[Recorded data]
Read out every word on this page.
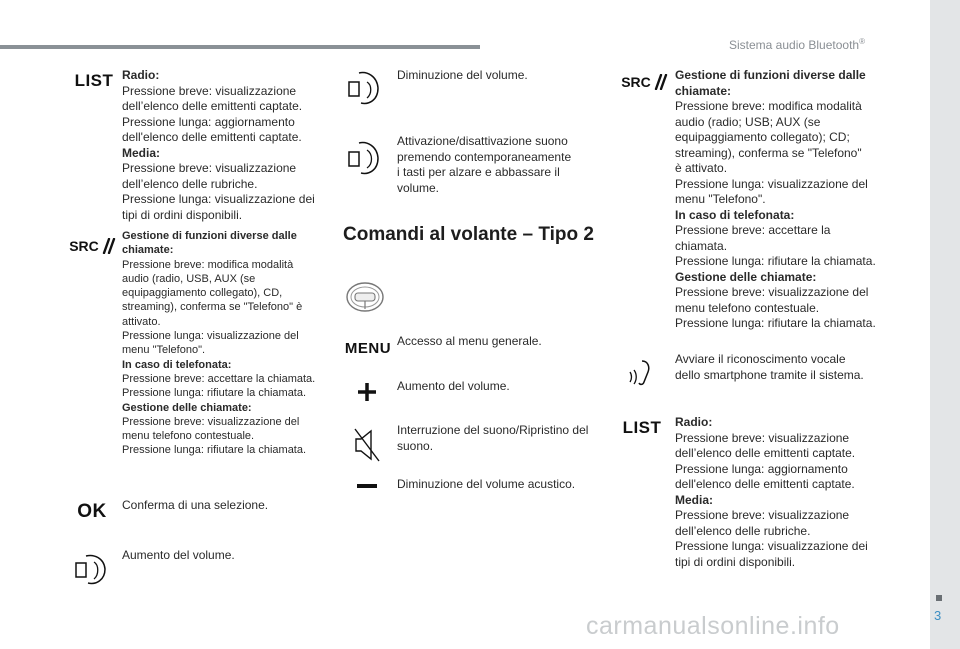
Sistema audio Bluetooth®
3
carmanualsonline.info
LIST Radio:
Pressione breve: visualizzazione
dell’elenco delle emittenti captate.
Pressione lunga: aggiornamento
dell'elenco delle emittenti captate.
Media:
Pressione breve: visualizzazione
dell’elenco delle rubriche.
Pressione lunga: visualizzazione dei
tipi di ordini disponibili.
SRC
Gestione di funzioni diverse dalle
chiamate:
Pressione breve: modifica modalità
audio (radio, USB, AUX (se
equipaggiamento collegato), CD,
streaming), conferma se "Telefono" è
attivato.
Pressione lunga: visualizzazione del
menu "Telefono".
In caso di telefonata:
Pressione breve: accettare la chiamata.
Pressione lunga: rifiutare la chiamata.
Gestione delle chiamate:
Pressione breve: visualizzazione del
menu telefono contestuale.
Pressione lunga: rifiutare la chiamata.
OK Conferma di una selezione.
Aumento del volume.
Diminuzione del volume.
Attivazione/disattivazione suono
premendo contemporaneamente
i tasti per alzare e abbassare il
volume.
Comandi al volante – Tipo 2
MENU Accesso al menu generale.
Aumento del volume.
Interruzione del suono/Ripristino del
suono.
Diminuzione del volume acustico.
SRC Gestione di funzioni diverse dalle
chiamate:
Pressione breve: modifica modalità
audio (radio; USB; AUX (se
equipaggiamento collegato); CD;
streaming), conferma se "Telefono"
è attivato.
Pressione lunga: visualizzazione del
menu "Telefono".
In caso di telefonata:
Pressione breve: accettare la
chiamata.
Pressione lunga: rifiutare la chiamata.
Gestione delle chiamate:
Pressione breve: visualizzazione del
menu telefono contestuale.
Pressione lunga: rifiutare la chiamata.
Avviare il riconoscimento vocale
dello smartphone tramite il sistema.
LIST Radio:
Pressione breve: visualizzazione
dell’elenco delle emittenti captate.
Pressione lunga: aggiornamento
dell'elenco delle emittenti captate.
Media:
Pressione breve: visualizzazione
dell’elenco delle rubriche.
Pressione lunga: visualizzazione dei
tipi di ordini disponibili.
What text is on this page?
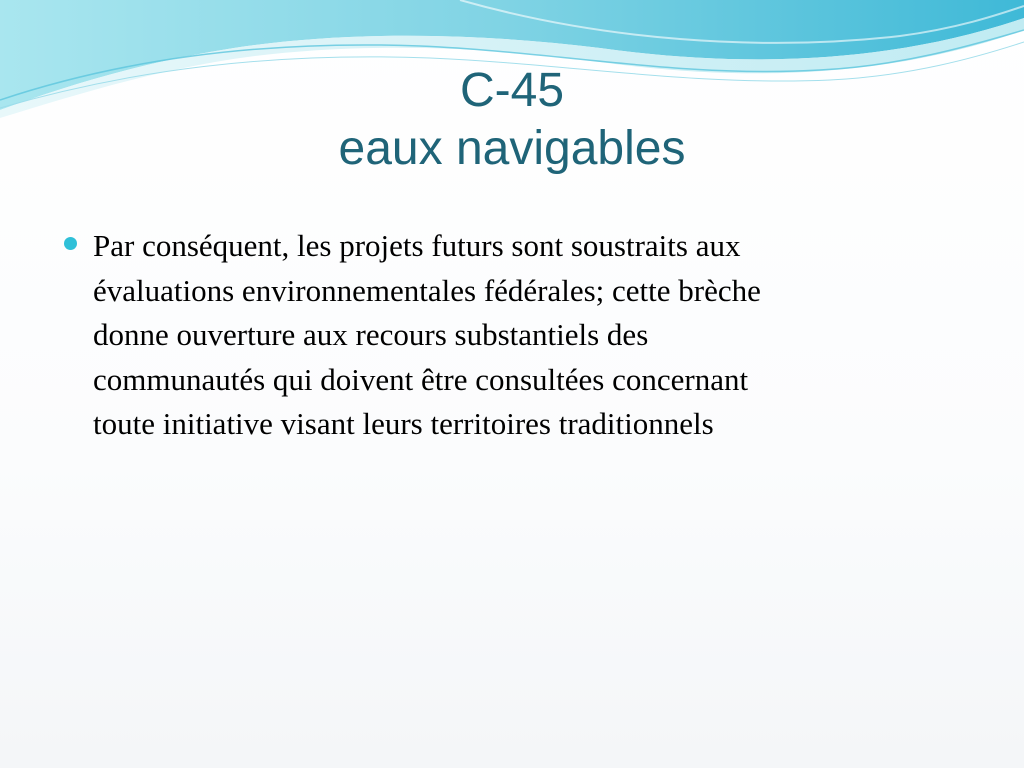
C-45
eaux navigables
Par conséquent, les projets futurs sont soustraits aux
évaluations environnementales fédérales; cette brèche
donne ouverture aux recours substantiels des
communautés qui doivent être consultées concernant
toute initiative visant leurs territoires traditionnels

PROBLEM DETAILS: Retype each entry precisely. Skip images entirely.

COMPLETED TASK:
Read out every word on this page.
Sistema audio Bluetooth®
3
carmanualsonline.info
LIST Radio:
Pressione breve: visualizzazione
dell’elenco delle emittenti captate.
Pressione lunga: aggiornamento
dell'elenco delle emittenti captate.
Media:
Pressione breve: visualizzazione
dell’elenco delle rubriche.
Pressione lunga: visualizzazione dei
tipi di ordini disponibili.
SRC
Gestione di funzioni diverse dalle
chiamate:
Pressione breve: modifica modalità
audio (radio, USB, AUX (se
equipaggiamento collegato), CD,
streaming), conferma se "Telefono" è
attivato.
Pressione lunga: visualizzazione del
menu "Telefono".
In caso di telefonata:
Pressione breve: accettare la chiamata.
Pressione lunga: rifiutare la chiamata.
Gestione delle chiamate:
Pressione breve: visualizzazione del
menu telefono contestuale.
Pressione lunga: rifiutare la chiamata.
OK Conferma di una selezione.
Aumento del volume.
Diminuzione del volume.
Attivazione/disattivazione suono
premendo contemporaneamente
i tasti per alzare e abbassare il
volume.
Comandi al volante – Tipo 2
MENU Accesso al menu generale.
Aumento del volume.
Interruzione del suono/Ripristino del
suono.
Diminuzione del volume acustico.
SRC Gestione di funzioni diverse dalle
chiamate:
Pressione breve: modifica modalità
audio (radio; USB; AUX (se
equipaggiamento collegato); CD;
streaming), conferma se "Telefono"
è attivato.
Pressione lunga: visualizzazione del
menu "Telefono".
In caso di telefonata:
Pressione breve: accettare la
chiamata.
Pressione lunga: rifiutare la chiamata.
Gestione delle chiamate:
Pressione breve: visualizzazione del
menu telefono contestuale.
Pressione lunga: rifiutare la chiamata.
Avviare il riconoscimento vocale
dello smartphone tramite il sistema.
LIST Radio:
Pressione breve: visualizzazione
dell’elenco delle emittenti captate.
Pressione lunga: aggiornamento
dell'elenco delle emittenti captate.
Media:
Pressione breve: visualizzazione
dell’elenco delle rubriche.
Pressione lunga: visualizzazione dei
tipi di ordini disponibili.
What text is on this page?
C-45
eaux navigables
Par conséquent, les projets futurs sont soustraits aux
évaluations environnementales fédérales; cette brèche
donne ouverture aux recours substantiels des
communautés qui doivent être consultées concernant
toute initiative visant leurs territoires traditionnels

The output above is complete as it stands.